• Exercise brief:
Retype the whole listing below, character for character.

────────

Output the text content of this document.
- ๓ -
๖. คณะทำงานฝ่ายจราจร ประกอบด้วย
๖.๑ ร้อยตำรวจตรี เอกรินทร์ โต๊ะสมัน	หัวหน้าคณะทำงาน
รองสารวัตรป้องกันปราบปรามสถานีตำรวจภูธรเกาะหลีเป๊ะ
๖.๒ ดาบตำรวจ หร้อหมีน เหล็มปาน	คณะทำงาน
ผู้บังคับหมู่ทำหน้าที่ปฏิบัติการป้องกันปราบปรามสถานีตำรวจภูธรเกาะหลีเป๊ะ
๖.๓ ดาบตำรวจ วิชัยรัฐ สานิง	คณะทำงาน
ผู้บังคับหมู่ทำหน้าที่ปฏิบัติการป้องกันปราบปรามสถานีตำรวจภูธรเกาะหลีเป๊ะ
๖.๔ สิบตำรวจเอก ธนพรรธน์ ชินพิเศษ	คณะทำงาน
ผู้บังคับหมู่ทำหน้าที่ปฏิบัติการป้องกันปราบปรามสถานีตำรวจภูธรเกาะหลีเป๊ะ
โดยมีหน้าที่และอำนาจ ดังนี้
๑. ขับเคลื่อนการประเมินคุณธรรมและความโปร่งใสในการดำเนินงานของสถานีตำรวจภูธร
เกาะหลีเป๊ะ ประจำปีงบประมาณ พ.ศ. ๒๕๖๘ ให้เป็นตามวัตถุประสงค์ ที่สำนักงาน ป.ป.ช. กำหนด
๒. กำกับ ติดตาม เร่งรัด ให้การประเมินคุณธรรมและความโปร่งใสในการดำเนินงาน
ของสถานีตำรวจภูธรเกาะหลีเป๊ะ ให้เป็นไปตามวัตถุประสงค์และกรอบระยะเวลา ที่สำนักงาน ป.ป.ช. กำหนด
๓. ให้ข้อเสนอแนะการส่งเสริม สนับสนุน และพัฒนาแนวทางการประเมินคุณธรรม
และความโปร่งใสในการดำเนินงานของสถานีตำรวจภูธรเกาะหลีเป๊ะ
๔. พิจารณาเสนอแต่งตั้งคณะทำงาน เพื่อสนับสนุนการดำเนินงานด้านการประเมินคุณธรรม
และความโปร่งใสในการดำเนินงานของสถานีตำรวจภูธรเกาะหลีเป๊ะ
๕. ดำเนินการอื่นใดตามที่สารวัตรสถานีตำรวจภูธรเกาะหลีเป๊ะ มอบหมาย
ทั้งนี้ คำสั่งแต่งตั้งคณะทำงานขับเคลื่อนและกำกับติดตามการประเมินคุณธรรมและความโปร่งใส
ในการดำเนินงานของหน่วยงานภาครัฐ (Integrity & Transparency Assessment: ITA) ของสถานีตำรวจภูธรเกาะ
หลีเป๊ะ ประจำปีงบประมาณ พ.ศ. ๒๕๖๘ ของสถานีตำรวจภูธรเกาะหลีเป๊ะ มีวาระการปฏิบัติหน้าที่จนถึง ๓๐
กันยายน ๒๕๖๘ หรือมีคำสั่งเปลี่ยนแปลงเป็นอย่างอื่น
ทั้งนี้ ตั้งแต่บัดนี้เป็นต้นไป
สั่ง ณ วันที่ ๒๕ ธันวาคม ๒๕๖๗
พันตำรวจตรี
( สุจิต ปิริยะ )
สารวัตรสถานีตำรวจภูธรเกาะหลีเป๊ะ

────────

• Output:
Output the text content of this document.
- ๓ -
๖. คณะทำงานฝ่ายจราจร ประกอบด้วย
๖.๑ ร้อยตำรวจตรี เอกรินทร์ โต๊ะสมัน	หัวหน้าคณะทำงาน
รองสารวัตรป้องกันปราบปรามสถานีตำรวจภูธรเกาะหลีเป๊ะ
๖.๒ ดาบตำรวจ หร้อหมีน เหล็มปาน	คณะทำงาน
ผู้บังคับหมู่ทำหน้าที่ปฏิบัติการป้องกันปราบปรามสถานีตำรวจภูธรเกาะหลีเป๊ะ
๖.๓ ดาบตำรวจ วิชัยรัฐ สานิง	คณะทำงาน
ผู้บังคับหมู่ทำหน้าที่ปฏิบัติการป้องกันปราบปรามสถานีตำรวจภูธรเกาะหลีเป๊ะ
๖.๔ สิบตำรวจเอก ธนพรรธน์ ชินพิเศษ	คณะทำงาน
ผู้บังคับหมู่ทำหน้าที่ปฏิบัติการป้องกันปราบปรามสถานีตำรวจภูธรเกาะหลีเป๊ะ
โดยมีหน้าที่และอำนาจ ดังนี้
๑. ขับเคลื่อนการประเมินคุณธรรมและความโปร่งใสในการดำเนินงานของสถานีตำรวจภูธร
เกาะหลีเป๊ะ ประจำปีงบประมาณ พ.ศ. ๒๕๖๘ ให้เป็นตามวัตถุประสงค์ ที่สำนักงาน ป.ป.ช. กำหนด
๒. กำกับ ติดตาม เร่งรัด ให้การประเมินคุณธรรมและความโปร่งใสในการดำเนินงาน
ของสถานีตำรวจภูธรเกาะหลีเป๊ะ ให้เป็นไปตามวัตถุประสงค์และกรอบระยะเวลา ที่สำนักงาน ป.ป.ช. กำหนด
๓. ให้ข้อเสนอแนะการส่งเสริม สนับสนุน และพัฒนาแนวทางการประเมินคุณธรรม
และความโปร่งใสในการดำเนินงานของสถานีตำรวจภูธรเกาะหลีเป๊ะ
๔. พิจารณาเสนอแต่งตั้งคณะทำงาน เพื่อสนับสนุนการดำเนินงานด้านการประเมินคุณธรรม
และความโปร่งใสในการดำเนินงานของสถานีตำรวจภูธรเกาะหลีเป๊ะ
๕. ดำเนินการอื่นใดตามที่สารวัตรสถานีตำรวจภูธรเกาะหลีเป๊ะ มอบหมาย
ทั้งนี้ คำสั่งแต่งตั้งคณะทำงานขับเคลื่อนและกำกับติดตามการประเมินคุณธรรมและความโปร่งใส
ในการดำเนินงานของหน่วยงานภาครัฐ (Integrity & Transparency Assessment: ITA) ของสถานีตำรวจภูธรเกาะ
หลีเป๊ะ ประจำปีงบประมาณ พ.ศ. ๒๕๖๘ ของสถานีตำรวจภูธรเกาะหลีเป๊ะ มีวาระการปฏิบัติหน้าที่จนถึง ๓๐
กันยายน ๒๕๖๘ หรือมีคำสั่งเปลี่ยนแปลงเป็นอย่างอื่น
ทั้งนี้ ตั้งแต่บัดนี้เป็นต้นไป
สั่ง ณ วันที่ ๒๕ ธันวาคม ๒๕๖๗
พันตำรวจตรี
( สุจิต ปิริยะ )
สารวัตรสถานีตำรวจภูธรเกาะหลีเป๊ะ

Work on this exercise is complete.